## Aim
Would you repeat the listing exactly but omit every picture?

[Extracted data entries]

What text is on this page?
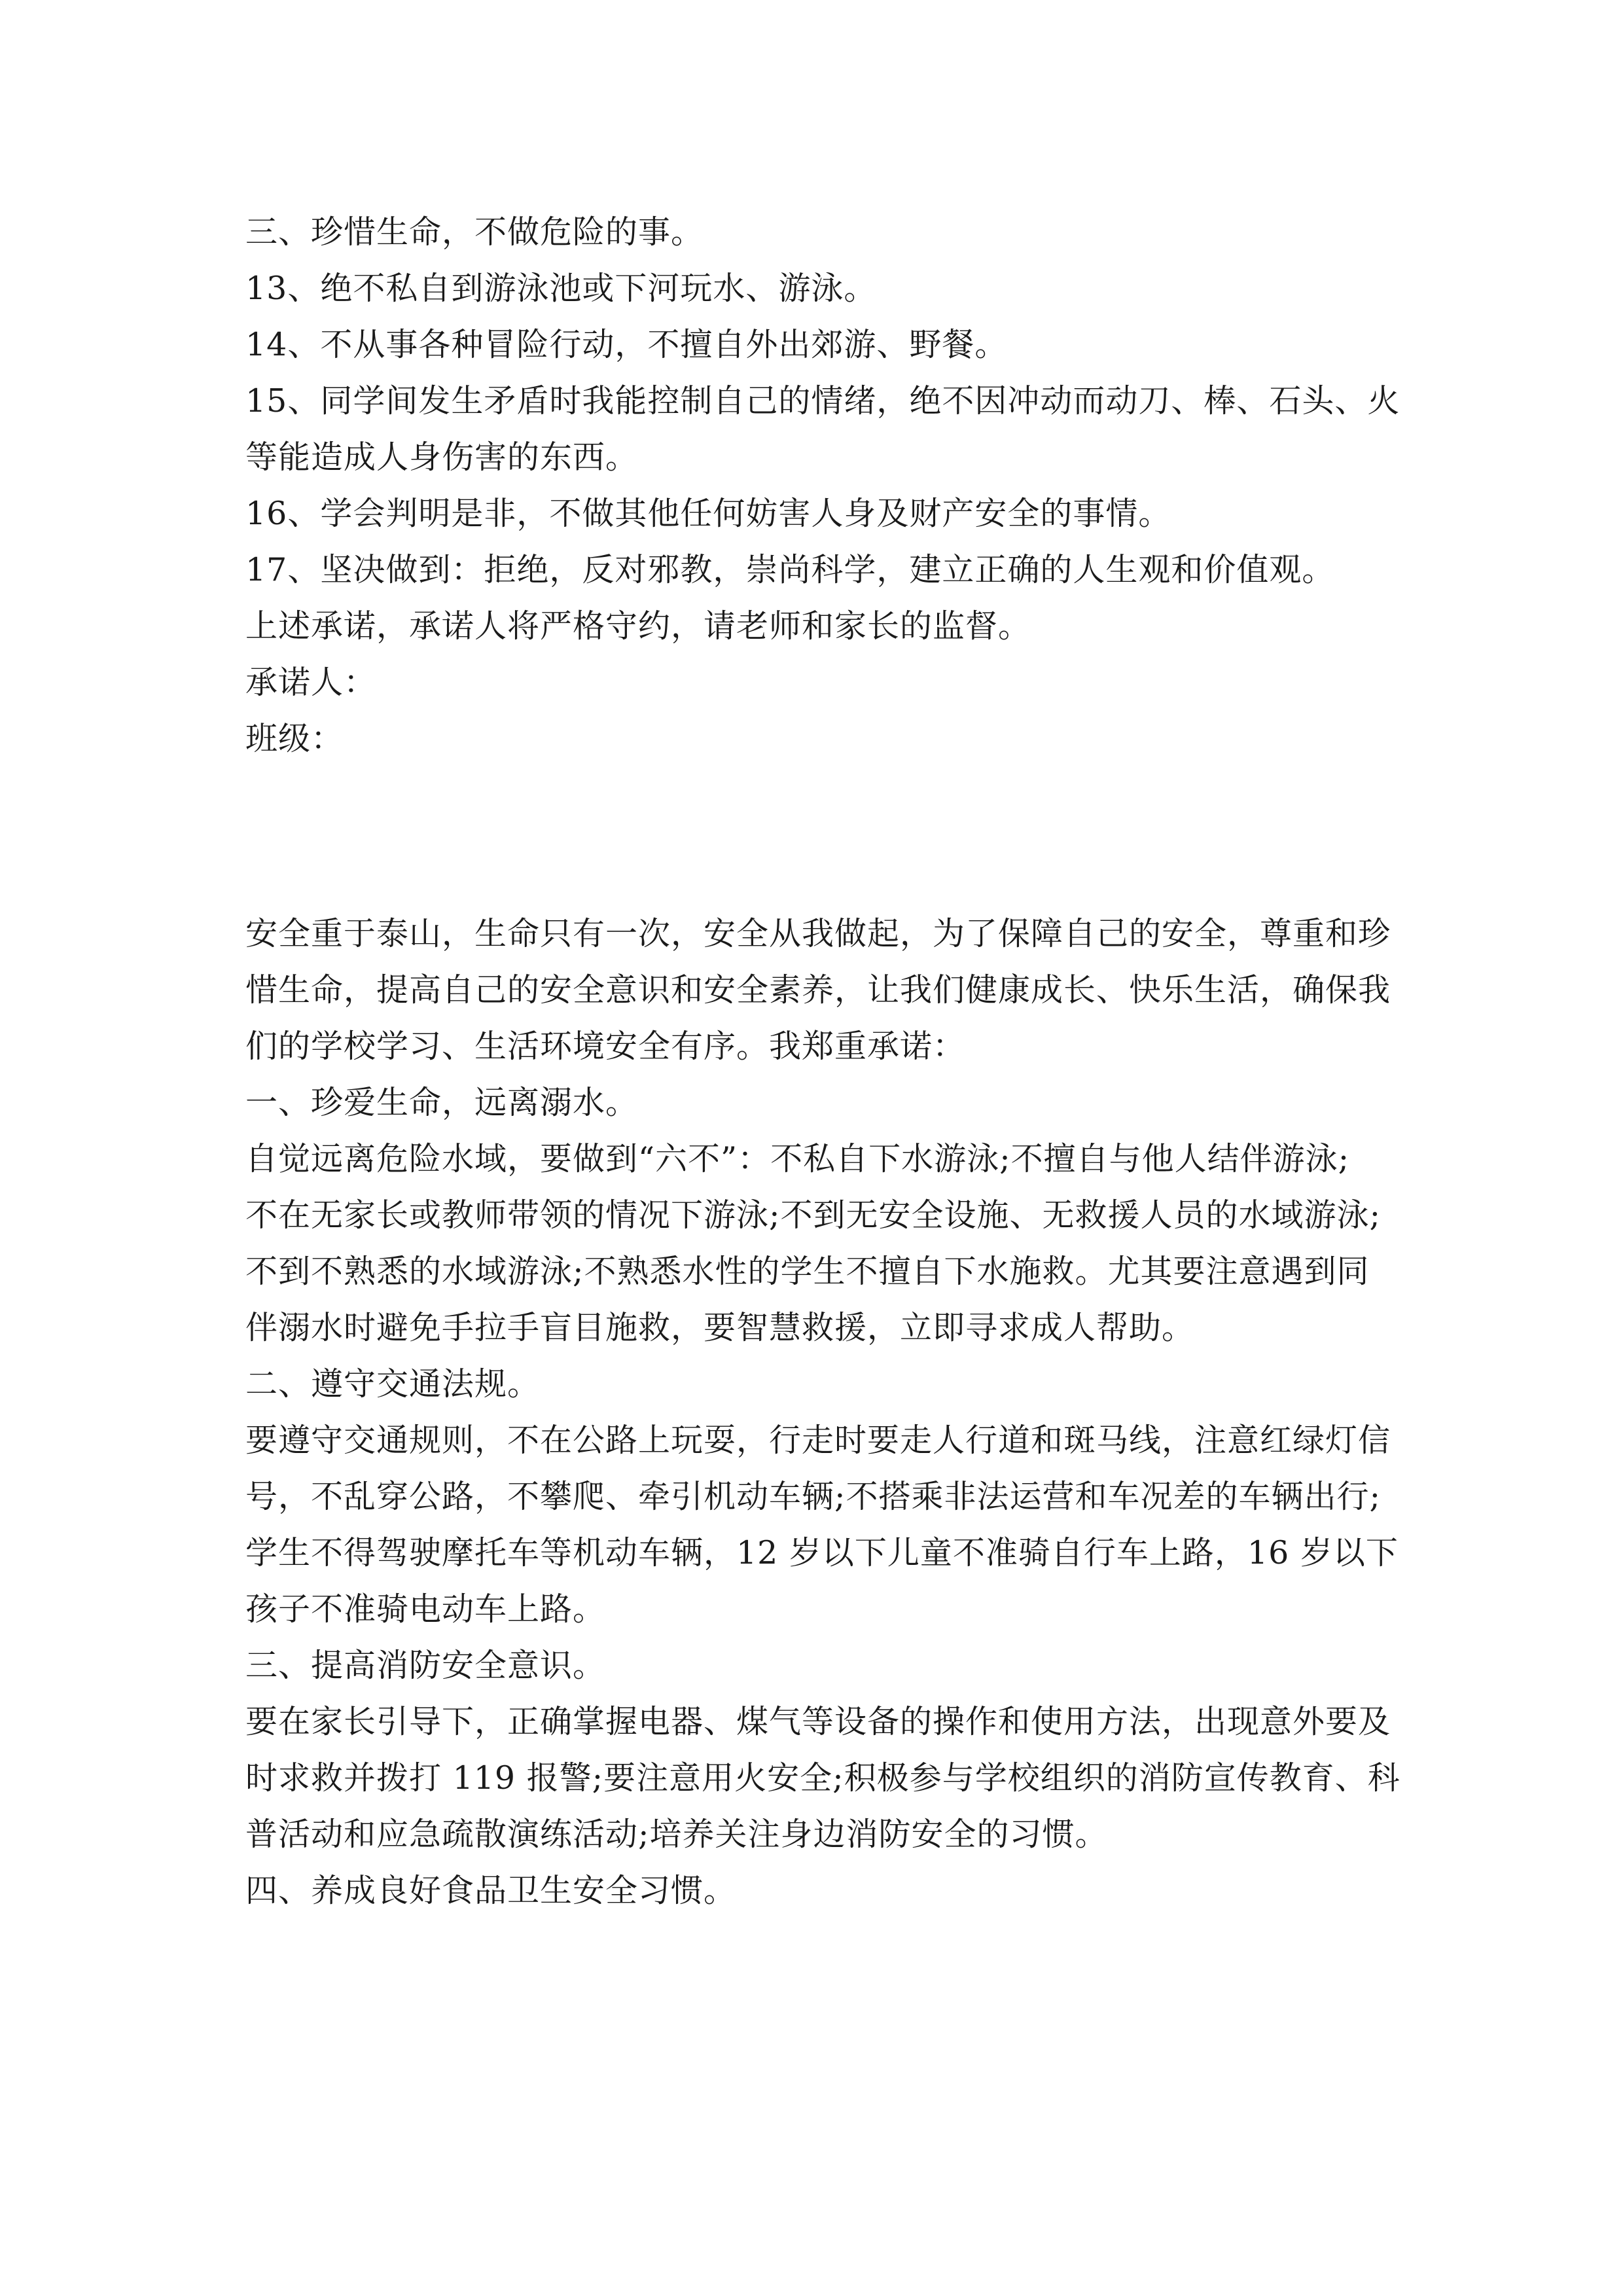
三、珍惜生命，不做危险的事。
13、绝不私自到游泳池或下河玩水、游泳。
14、不从事各种冒险行动，不擅自外出郊游、野餐。
15、同学间发生矛盾时我能控制自己的情绪，绝不因冲动而动刀、棒、石头、火
等能造成人身伤害的东西。
16、学会判明是非，不做其他任何妨害人身及财产安全的事情。
17、坚决做到：拒绝，反对邪教，崇尚科学，建立正确的人生观和价值观。
上述承诺，承诺人将严格守约，请老师和家长的监督。
承诺人：
班级：
安全重于泰山，生命只有一次，安全从我做起，为了保障自己的安全，尊重和珍
惜生命，提高自己的安全意识和安全素养，让我们健康成长、快乐生活，确保我
们的学校学习、生活环境安全有序。我郑重承诺：
一、珍爱生命，远离溺水。
自觉远离危险水域，要做到“六不”：不私自下水游泳;不擅自与他人结伴游泳;
不在无家长或教师带领的情况下游泳;不到无安全设施、无救援人员的水域游泳;
不到不熟悉的水域游泳;不熟悉水性的学生不擅自下水施救。尤其要注意遇到同
伴溺水时避免手拉手盲目施救，要智慧救援，立即寻求成人帮助。
二、遵守交通法规。
要遵守交通规则，不在公路上玩耍，行走时要走人行道和斑马线，注意红绿灯信
号，不乱穿公路，不攀爬、牵引机动车辆;不搭乘非法运营和车况差的车辆出行;
学生不得驾驶摩托车等机动车辆，12 岁以下儿童不准骑自行车上路，16 岁以下
孩子不准骑电动车上路。
三、提高消防安全意识。
要在家长引导下，正确掌握电器、煤气等设备的操作和使用方法，出现意外要及
时求救并拨打 119 报警;要注意用火安全;积极参与学校组织的消防宣传教育、科
普活动和应急疏散演练活动;培养关注身边消防安全的习惯。
四、养成良好食品卫生安全习惯。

## Exercise solution
What text is on this page?
三、珍惜生命，不做危险的事。
13、绝不私自到游泳池或下河玩水、游泳。
14、不从事各种冒险行动，不擅自外出郊游、野餐。
15、同学间发生矛盾时我能控制自己的情绪，绝不因冲动而动刀、棒、石头、火
等能造成人身伤害的东西。
16、学会判明是非，不做其他任何妨害人身及财产安全的事情。
17、坚决做到：拒绝，反对邪教，崇尚科学，建立正确的人生观和价值观。
上述承诺，承诺人将严格守约，请老师和家长的监督。
承诺人：
班级：
安全重于泰山，生命只有一次，安全从我做起，为了保障自己的安全，尊重和珍
惜生命，提高自己的安全意识和安全素养，让我们健康成长、快乐生活，确保我
们的学校学习、生活环境安全有序。我郑重承诺：
一、珍爱生命，远离溺水。
自觉远离危险水域，要做到“六不”：不私自下水游泳;不擅自与他人结伴游泳;
不在无家长或教师带领的情况下游泳;不到无安全设施、无救援人员的水域游泳;
不到不熟悉的水域游泳;不熟悉水性的学生不擅自下水施救。尤其要注意遇到同
伴溺水时避免手拉手盲目施救，要智慧救援，立即寻求成人帮助。
二、遵守交通法规。
要遵守交通规则，不在公路上玩耍，行走时要走人行道和斑马线，注意红绿灯信
号，不乱穿公路，不攀爬、牵引机动车辆;不搭乘非法运营和车况差的车辆出行;
学生不得驾驶摩托车等机动车辆，12 岁以下儿童不准骑自行车上路，16 岁以下
孩子不准骑电动车上路。
三、提高消防安全意识。
要在家长引导下，正确掌握电器、煤气等设备的操作和使用方法，出现意外要及
时求救并拨打 119 报警;要注意用火安全;积极参与学校组织的消防宣传教育、科
普活动和应急疏散演练活动;培养关注身边消防安全的习惯。
四、养成良好食品卫生安全习惯。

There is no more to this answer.